What to produce: Will you write out all the entries below exactly?

-- START OF Input records --

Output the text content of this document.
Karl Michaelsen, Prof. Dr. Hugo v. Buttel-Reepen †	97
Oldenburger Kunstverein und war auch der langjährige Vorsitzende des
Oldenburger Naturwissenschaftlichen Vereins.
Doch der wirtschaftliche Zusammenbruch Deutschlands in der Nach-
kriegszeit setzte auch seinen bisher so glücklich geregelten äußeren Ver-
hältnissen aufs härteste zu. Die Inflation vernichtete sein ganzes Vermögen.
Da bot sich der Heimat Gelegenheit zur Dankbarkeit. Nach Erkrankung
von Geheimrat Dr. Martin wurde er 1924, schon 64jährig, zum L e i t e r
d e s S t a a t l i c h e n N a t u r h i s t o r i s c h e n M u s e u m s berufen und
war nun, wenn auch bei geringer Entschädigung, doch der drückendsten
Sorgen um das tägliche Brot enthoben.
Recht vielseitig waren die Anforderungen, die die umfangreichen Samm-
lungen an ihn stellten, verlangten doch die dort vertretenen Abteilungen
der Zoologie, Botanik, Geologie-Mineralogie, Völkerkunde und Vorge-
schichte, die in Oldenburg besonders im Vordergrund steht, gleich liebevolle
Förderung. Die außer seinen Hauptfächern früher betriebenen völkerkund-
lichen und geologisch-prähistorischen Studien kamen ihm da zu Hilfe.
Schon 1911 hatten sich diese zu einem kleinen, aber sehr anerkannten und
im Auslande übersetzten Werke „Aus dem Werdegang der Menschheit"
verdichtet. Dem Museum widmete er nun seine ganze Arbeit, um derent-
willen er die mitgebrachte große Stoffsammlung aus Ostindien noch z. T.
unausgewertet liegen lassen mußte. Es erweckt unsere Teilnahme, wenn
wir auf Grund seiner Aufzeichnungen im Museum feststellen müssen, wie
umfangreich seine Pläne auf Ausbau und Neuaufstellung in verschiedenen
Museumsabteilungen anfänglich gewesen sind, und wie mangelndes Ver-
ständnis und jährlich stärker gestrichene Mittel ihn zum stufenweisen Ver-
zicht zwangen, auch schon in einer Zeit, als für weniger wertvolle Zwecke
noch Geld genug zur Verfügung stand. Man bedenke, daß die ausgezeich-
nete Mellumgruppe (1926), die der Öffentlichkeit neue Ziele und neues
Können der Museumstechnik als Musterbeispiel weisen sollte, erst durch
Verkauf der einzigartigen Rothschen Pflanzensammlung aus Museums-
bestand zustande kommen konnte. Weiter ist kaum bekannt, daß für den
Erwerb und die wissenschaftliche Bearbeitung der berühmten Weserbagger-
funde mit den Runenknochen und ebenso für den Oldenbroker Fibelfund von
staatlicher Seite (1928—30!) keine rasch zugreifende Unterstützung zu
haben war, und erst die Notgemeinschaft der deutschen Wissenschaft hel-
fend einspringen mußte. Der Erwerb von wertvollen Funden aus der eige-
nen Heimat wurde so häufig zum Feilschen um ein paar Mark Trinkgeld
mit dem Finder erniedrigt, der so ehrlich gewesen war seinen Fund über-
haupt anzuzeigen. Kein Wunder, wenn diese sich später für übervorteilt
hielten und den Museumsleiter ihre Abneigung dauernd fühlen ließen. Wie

-- END OF Input records --

Solution to the problem:
Output the text content of this document.
Karl Michaelsen, Prof. Dr. Hugo v. Buttel-Reepen †	97
Oldenburger Kunstverein und war auch der langjährige Vorsitzende des
Oldenburger Naturwissenschaftlichen Vereins.
Doch der wirtschaftliche Zusammenbruch Deutschlands in der Nach-
kriegszeit setzte auch seinen bisher so glücklich geregelten äußeren Ver-
hältnissen aufs härteste zu. Die Inflation vernichtete sein ganzes Vermögen.
Da bot sich der Heimat Gelegenheit zur Dankbarkeit. Nach Erkrankung
von Geheimrat Dr. Martin wurde er 1924, schon 64jährig, zum L e i t e r
d e s S t a a t l i c h e n N a t u r h i s t o r i s c h e n M u s e u m s berufen und
war nun, wenn auch bei geringer Entschädigung, doch der drückendsten
Sorgen um das tägliche Brot enthoben.
Recht vielseitig waren die Anforderungen, die die umfangreichen Samm-
lungen an ihn stellten, verlangten doch die dort vertretenen Abteilungen
der Zoologie, Botanik, Geologie-Mineralogie, Völkerkunde und Vorge-
schichte, die in Oldenburg besonders im Vordergrund steht, gleich liebevolle
Förderung. Die außer seinen Hauptfächern früher betriebenen völkerkund-
lichen und geologisch-prähistorischen Studien kamen ihm da zu Hilfe.
Schon 1911 hatten sich diese zu einem kleinen, aber sehr anerkannten und
im Auslande übersetzten Werke „Aus dem Werdegang der Menschheit"
verdichtet. Dem Museum widmete er nun seine ganze Arbeit, um derent-
willen er die mitgebrachte große Stoffsammlung aus Ostindien noch z. T.
unausgewertet liegen lassen mußte. Es erweckt unsere Teilnahme, wenn
wir auf Grund seiner Aufzeichnungen im Museum feststellen müssen, wie
umfangreich seine Pläne auf Ausbau und Neuaufstellung in verschiedenen
Museumsabteilungen anfänglich gewesen sind, und wie mangelndes Ver-
ständnis und jährlich stärker gestrichene Mittel ihn zum stufenweisen Ver-
zicht zwangen, auch schon in einer Zeit, als für weniger wertvolle Zwecke
noch Geld genug zur Verfügung stand. Man bedenke, daß die ausgezeich-
nete Mellumgruppe (1926), die der Öffentlichkeit neue Ziele und neues
Können der Museumstechnik als Musterbeispiel weisen sollte, erst durch
Verkauf der einzigartigen Rothschen Pflanzensammlung aus Museums-
bestand zustande kommen konnte. Weiter ist kaum bekannt, daß für den
Erwerb und die wissenschaftliche Bearbeitung der berühmten Weserbagger-
funde mit den Runenknochen und ebenso für den Oldenbroker Fibelfund von
staatlicher Seite (1928—30!) keine rasch zugreifende Unterstützung zu
haben war, und erst die Notgemeinschaft der deutschen Wissenschaft hel-
fend einspringen mußte. Der Erwerb von wertvollen Funden aus der eige-
nen Heimat wurde so häufig zum Feilschen um ein paar Mark Trinkgeld
mit dem Finder erniedrigt, der so ehrlich gewesen war seinen Fund über-
haupt anzuzeigen. Kein Wunder, wenn diese sich später für übervorteilt
hielten und den Museumsleiter ihre Abneigung dauernd fühlen ließen. Wie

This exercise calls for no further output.